--- Begin MATERIAL SUPPLIED ---
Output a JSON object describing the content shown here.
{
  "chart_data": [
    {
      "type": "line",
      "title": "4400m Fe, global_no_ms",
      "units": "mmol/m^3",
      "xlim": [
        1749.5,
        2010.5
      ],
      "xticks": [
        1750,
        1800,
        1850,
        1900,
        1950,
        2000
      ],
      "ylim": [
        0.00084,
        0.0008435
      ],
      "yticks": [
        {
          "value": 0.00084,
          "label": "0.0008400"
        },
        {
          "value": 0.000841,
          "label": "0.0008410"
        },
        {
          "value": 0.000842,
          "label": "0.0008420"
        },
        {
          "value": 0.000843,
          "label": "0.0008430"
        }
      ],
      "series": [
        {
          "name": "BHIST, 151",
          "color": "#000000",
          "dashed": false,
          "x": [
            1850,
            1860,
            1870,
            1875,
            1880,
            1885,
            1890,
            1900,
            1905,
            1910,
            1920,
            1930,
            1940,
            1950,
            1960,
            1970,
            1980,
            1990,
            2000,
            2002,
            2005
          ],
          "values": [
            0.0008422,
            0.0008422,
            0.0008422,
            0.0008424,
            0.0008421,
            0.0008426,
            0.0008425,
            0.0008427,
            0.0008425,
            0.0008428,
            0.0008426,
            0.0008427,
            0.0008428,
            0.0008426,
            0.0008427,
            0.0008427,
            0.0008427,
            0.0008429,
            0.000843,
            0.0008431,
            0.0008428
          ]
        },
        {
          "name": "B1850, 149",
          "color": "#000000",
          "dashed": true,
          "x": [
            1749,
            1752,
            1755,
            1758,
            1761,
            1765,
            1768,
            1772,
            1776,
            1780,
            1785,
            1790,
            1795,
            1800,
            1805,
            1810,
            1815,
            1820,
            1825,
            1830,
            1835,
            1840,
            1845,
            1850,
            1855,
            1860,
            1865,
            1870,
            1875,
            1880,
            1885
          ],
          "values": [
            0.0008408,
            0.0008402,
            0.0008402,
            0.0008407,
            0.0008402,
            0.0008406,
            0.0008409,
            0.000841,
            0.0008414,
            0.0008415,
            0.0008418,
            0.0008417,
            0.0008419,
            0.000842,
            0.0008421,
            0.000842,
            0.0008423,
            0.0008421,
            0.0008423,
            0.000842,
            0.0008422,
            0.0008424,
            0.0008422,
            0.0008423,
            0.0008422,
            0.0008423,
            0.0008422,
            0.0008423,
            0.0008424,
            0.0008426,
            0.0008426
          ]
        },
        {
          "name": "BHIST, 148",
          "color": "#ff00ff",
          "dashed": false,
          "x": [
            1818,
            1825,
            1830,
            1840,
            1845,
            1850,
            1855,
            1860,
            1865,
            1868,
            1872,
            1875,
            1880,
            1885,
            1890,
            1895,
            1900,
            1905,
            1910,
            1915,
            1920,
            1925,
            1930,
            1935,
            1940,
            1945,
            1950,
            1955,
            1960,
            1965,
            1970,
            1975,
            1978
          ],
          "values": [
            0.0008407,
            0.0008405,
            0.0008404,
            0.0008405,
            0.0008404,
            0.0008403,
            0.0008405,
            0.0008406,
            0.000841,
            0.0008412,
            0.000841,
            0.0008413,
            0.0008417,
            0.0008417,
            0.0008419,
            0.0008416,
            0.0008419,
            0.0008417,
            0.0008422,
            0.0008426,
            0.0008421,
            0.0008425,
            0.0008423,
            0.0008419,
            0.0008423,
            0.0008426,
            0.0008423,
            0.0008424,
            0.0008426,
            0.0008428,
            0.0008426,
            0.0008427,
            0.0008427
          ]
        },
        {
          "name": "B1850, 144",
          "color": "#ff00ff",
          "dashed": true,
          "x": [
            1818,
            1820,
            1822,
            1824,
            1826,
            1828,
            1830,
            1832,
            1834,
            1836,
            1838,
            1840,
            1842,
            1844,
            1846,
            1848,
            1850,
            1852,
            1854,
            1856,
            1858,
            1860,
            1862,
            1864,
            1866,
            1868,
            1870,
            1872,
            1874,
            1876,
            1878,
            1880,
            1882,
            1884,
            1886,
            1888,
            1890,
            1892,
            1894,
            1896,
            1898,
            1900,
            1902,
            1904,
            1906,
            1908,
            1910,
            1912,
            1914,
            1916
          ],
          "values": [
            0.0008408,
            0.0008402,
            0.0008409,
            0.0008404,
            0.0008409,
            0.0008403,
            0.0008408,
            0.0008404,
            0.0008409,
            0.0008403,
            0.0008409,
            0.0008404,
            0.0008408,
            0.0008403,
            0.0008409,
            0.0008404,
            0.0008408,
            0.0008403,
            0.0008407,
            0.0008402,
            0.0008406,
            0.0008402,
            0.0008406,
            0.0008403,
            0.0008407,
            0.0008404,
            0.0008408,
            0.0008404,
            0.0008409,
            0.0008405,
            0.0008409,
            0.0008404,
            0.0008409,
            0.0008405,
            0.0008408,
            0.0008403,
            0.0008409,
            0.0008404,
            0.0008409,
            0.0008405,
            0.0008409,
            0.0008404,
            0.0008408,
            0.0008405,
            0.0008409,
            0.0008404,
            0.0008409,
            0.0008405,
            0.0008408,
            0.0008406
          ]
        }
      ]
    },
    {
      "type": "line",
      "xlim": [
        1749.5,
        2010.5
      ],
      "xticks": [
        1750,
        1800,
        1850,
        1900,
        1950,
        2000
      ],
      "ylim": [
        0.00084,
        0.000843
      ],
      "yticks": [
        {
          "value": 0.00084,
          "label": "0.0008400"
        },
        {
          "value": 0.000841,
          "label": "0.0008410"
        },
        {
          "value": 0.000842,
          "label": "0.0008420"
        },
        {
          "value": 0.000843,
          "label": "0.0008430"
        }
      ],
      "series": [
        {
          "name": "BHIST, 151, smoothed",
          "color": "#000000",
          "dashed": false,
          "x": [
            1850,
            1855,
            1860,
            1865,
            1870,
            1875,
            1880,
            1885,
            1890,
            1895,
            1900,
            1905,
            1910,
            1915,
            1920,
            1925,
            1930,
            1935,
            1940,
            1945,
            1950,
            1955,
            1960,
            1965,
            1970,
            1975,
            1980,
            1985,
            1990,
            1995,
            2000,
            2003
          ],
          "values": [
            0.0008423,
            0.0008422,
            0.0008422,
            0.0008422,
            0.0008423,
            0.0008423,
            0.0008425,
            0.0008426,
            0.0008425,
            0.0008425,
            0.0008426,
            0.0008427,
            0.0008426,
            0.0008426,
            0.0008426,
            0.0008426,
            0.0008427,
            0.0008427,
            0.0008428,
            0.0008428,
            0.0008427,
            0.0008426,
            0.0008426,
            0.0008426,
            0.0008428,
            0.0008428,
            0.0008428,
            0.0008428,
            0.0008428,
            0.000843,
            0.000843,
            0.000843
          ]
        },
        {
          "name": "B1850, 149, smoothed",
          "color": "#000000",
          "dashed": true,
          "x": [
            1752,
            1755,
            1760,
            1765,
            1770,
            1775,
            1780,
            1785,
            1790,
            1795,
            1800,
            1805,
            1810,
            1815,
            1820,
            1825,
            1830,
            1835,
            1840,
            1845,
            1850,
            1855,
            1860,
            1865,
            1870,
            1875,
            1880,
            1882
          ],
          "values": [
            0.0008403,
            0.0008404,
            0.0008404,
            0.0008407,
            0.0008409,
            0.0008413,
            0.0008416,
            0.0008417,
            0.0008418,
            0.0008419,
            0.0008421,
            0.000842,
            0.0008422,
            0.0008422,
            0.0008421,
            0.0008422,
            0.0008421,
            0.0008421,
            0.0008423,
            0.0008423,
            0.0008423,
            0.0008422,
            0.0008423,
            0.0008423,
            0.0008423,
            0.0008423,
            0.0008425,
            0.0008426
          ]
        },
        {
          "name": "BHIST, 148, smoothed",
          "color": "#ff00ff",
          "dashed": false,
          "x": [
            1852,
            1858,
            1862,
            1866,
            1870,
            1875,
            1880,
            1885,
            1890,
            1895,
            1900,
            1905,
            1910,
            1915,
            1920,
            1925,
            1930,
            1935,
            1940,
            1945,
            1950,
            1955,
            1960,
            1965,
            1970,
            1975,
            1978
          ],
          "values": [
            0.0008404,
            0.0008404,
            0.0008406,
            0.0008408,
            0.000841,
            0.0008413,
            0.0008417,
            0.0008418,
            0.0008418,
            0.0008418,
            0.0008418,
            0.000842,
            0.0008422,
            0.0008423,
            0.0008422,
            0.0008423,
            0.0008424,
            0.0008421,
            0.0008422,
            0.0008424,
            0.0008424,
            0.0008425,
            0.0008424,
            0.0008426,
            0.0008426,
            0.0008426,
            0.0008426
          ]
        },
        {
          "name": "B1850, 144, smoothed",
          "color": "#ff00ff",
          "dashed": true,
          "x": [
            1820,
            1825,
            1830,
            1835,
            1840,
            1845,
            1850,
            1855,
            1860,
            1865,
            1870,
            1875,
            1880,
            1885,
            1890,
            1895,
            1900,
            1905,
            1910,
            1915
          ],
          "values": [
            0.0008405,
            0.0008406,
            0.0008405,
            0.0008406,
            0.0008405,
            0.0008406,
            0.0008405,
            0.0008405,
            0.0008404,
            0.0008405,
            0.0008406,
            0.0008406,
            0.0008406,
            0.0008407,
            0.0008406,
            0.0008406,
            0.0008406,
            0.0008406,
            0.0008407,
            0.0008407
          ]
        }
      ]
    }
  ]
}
--- End MATERIAL SUPPLIED ---
--- Begin MATERIAL SUPPLIED ---
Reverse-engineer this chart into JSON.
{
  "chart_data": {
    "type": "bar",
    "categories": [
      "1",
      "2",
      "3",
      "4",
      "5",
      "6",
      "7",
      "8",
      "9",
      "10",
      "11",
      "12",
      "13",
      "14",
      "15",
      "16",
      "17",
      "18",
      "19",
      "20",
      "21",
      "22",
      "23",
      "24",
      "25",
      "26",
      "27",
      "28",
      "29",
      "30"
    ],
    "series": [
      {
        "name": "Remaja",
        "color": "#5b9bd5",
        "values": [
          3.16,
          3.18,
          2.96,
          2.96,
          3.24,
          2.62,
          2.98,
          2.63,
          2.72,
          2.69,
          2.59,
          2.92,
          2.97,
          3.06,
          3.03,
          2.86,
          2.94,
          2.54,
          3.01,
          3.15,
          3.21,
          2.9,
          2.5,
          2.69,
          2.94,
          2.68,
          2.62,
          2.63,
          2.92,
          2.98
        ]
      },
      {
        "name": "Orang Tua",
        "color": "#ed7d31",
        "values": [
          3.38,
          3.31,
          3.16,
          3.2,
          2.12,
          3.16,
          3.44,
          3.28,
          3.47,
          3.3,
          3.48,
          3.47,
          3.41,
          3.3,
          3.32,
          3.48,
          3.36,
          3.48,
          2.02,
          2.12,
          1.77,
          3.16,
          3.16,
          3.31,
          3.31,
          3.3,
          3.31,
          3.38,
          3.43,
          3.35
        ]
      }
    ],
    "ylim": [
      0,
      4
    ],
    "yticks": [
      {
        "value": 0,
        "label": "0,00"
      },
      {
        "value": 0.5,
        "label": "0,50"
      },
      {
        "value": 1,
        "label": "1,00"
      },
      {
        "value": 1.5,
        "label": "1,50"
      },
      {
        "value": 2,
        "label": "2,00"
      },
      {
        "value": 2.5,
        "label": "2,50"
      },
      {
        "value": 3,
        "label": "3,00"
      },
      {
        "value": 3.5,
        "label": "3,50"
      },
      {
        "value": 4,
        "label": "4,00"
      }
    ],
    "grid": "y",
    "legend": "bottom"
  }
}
--- End MATERIAL SUPPLIED ---
EXERCISE OBJECTIVE ::
Only lines holding the string "smoothed" are wanted; gather each one from the entries above.

REPLY ::
          "name": "BHIST, 151, smoothed",
          "name": "B1850, 149, smoothed",
          "name": "BHIST, 148, smoothed",
          "name": "B1850, 144, smoothed",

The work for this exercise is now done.